**Directions:** Reproduce the data below word for word, keeping every line and character unchanged.

______________________________

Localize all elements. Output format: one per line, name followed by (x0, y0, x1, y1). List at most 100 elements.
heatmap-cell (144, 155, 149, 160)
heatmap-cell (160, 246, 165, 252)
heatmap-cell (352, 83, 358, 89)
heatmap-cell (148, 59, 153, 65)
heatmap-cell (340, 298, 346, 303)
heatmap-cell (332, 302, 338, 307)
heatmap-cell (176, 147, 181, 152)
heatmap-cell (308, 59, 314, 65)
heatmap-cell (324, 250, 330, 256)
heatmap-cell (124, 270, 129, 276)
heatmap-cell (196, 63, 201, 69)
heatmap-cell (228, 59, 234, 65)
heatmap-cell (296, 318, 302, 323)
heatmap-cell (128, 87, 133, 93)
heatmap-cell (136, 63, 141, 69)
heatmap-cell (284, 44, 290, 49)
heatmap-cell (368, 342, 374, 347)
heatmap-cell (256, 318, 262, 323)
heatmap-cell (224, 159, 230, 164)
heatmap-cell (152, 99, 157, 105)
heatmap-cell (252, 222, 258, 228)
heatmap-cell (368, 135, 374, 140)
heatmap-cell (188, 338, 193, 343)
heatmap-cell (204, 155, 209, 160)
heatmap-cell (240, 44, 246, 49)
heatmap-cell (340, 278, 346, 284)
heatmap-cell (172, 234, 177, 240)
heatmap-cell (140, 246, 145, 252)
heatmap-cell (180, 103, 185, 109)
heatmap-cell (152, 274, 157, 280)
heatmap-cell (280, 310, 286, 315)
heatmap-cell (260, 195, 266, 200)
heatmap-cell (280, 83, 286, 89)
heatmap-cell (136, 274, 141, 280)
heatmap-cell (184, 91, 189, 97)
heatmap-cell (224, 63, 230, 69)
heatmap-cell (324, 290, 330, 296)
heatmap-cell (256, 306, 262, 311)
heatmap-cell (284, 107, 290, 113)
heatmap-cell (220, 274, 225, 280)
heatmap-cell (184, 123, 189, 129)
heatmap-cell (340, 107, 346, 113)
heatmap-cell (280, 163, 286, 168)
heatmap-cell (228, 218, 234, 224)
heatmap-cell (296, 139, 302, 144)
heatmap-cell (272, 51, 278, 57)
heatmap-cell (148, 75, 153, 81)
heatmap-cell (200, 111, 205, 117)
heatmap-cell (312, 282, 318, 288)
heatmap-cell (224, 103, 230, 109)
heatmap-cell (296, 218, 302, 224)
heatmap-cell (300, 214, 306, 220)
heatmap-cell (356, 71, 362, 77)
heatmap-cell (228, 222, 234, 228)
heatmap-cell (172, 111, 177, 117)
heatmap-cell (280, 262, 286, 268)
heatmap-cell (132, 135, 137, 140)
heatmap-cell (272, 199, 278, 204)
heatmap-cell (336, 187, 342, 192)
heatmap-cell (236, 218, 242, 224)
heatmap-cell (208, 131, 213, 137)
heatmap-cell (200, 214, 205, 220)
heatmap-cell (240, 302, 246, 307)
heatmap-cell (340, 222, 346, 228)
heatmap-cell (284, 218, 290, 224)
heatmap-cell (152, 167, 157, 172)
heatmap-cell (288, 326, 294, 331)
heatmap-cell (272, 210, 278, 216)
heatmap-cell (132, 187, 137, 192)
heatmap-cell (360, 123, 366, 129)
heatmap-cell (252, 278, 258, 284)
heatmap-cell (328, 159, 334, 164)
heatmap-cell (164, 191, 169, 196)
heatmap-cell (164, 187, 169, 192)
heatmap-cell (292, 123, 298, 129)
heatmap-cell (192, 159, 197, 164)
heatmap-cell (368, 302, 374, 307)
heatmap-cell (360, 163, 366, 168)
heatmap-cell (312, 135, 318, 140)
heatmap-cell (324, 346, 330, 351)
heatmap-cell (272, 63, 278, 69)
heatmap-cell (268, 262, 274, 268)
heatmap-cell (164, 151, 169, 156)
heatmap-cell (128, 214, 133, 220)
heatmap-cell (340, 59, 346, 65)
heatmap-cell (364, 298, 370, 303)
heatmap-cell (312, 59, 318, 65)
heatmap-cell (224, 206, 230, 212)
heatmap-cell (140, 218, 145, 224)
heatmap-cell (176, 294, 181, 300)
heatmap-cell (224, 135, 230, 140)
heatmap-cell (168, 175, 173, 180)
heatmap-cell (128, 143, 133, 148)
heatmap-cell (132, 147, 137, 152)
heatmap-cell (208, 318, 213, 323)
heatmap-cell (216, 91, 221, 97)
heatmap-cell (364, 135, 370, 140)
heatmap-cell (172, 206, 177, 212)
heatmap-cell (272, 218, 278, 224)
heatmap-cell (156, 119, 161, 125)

______________________________

**Full response:**
Localize all elements. Output format: one per line, name followed by (x0, y0, x1, y1). List at most 100 elements.
heatmap-cell (144, 155, 149, 160)
heatmap-cell (160, 246, 165, 252)
heatmap-cell (352, 83, 358, 89)
heatmap-cell (148, 59, 153, 65)
heatmap-cell (340, 298, 346, 303)
heatmap-cell (332, 302, 338, 307)
heatmap-cell (176, 147, 181, 152)
heatmap-cell (308, 59, 314, 65)
heatmap-cell (324, 250, 330, 256)
heatmap-cell (124, 270, 129, 276)
heatmap-cell (196, 63, 201, 69)
heatmap-cell (228, 59, 234, 65)
heatmap-cell (296, 318, 302, 323)
heatmap-cell (128, 87, 133, 93)
heatmap-cell (136, 63, 141, 69)
heatmap-cell (284, 44, 290, 49)
heatmap-cell (368, 342, 374, 347)
heatmap-cell (256, 318, 262, 323)
heatmap-cell (224, 159, 230, 164)
heatmap-cell (152, 99, 157, 105)
heatmap-cell (252, 222, 258, 228)
heatmap-cell (368, 135, 374, 140)
heatmap-cell (188, 338, 193, 343)
heatmap-cell (204, 155, 209, 160)
heatmap-cell (240, 44, 246, 49)
heatmap-cell (340, 278, 346, 284)
heatmap-cell (172, 234, 177, 240)
heatmap-cell (140, 246, 145, 252)
heatmap-cell (180, 103, 185, 109)
heatmap-cell (152, 274, 157, 280)
heatmap-cell (280, 310, 286, 315)
heatmap-cell (260, 195, 266, 200)
heatmap-cell (280, 83, 286, 89)
heatmap-cell (136, 274, 141, 280)
heatmap-cell (184, 91, 189, 97)
heatmap-cell (224, 63, 230, 69)
heatmap-cell (324, 290, 330, 296)
heatmap-cell (256, 306, 262, 311)
heatmap-cell (284, 107, 290, 113)
heatmap-cell (220, 274, 225, 280)
heatmap-cell (184, 123, 189, 129)
heatmap-cell (340, 107, 346, 113)
heatmap-cell (280, 163, 286, 168)
heatmap-cell (228, 218, 234, 224)
heatmap-cell (296, 139, 302, 144)
heatmap-cell (272, 51, 278, 57)
heatmap-cell (148, 75, 153, 81)
heatmap-cell (200, 111, 205, 117)
heatmap-cell (312, 282, 318, 288)
heatmap-cell (224, 103, 230, 109)
heatmap-cell (296, 218, 302, 224)
heatmap-cell (300, 214, 306, 220)
heatmap-cell (356, 71, 362, 77)
heatmap-cell (228, 222, 234, 228)
heatmap-cell (172, 111, 177, 117)
heatmap-cell (280, 262, 286, 268)
heatmap-cell (132, 135, 137, 140)
heatmap-cell (272, 199, 278, 204)
heatmap-cell (336, 187, 342, 192)
heatmap-cell (236, 218, 242, 224)
heatmap-cell (208, 131, 213, 137)
heatmap-cell (200, 214, 205, 220)
heatmap-cell (240, 302, 246, 307)
heatmap-cell (340, 222, 346, 228)
heatmap-cell (284, 218, 290, 224)
heatmap-cell (152, 167, 157, 172)
heatmap-cell (288, 326, 294, 331)
heatmap-cell (272, 210, 278, 216)
heatmap-cell (132, 187, 137, 192)
heatmap-cell (360, 123, 366, 129)
heatmap-cell (252, 278, 258, 284)
heatmap-cell (328, 159, 334, 164)
heatmap-cell (164, 191, 169, 196)
heatmap-cell (164, 187, 169, 192)
heatmap-cell (292, 123, 298, 129)
heatmap-cell (192, 159, 197, 164)
heatmap-cell (368, 302, 374, 307)
heatmap-cell (360, 163, 366, 168)
heatmap-cell (312, 135, 318, 140)
heatmap-cell (324, 346, 330, 351)
heatmap-cell (272, 63, 278, 69)
heatmap-cell (268, 262, 274, 268)
heatmap-cell (164, 151, 169, 156)
heatmap-cell (128, 214, 133, 220)
heatmap-cell (340, 59, 346, 65)
heatmap-cell (364, 298, 370, 303)
heatmap-cell (312, 59, 318, 65)
heatmap-cell (224, 206, 230, 212)
heatmap-cell (140, 218, 145, 224)
heatmap-cell (176, 294, 181, 300)
heatmap-cell (224, 135, 230, 140)
heatmap-cell (168, 175, 173, 180)
heatmap-cell (128, 143, 133, 148)
heatmap-cell (132, 147, 137, 152)
heatmap-cell (208, 318, 213, 323)
heatmap-cell (216, 91, 221, 97)
heatmap-cell (364, 135, 370, 140)
heatmap-cell (172, 206, 177, 212)
heatmap-cell (272, 218, 278, 224)
heatmap-cell (156, 119, 161, 125)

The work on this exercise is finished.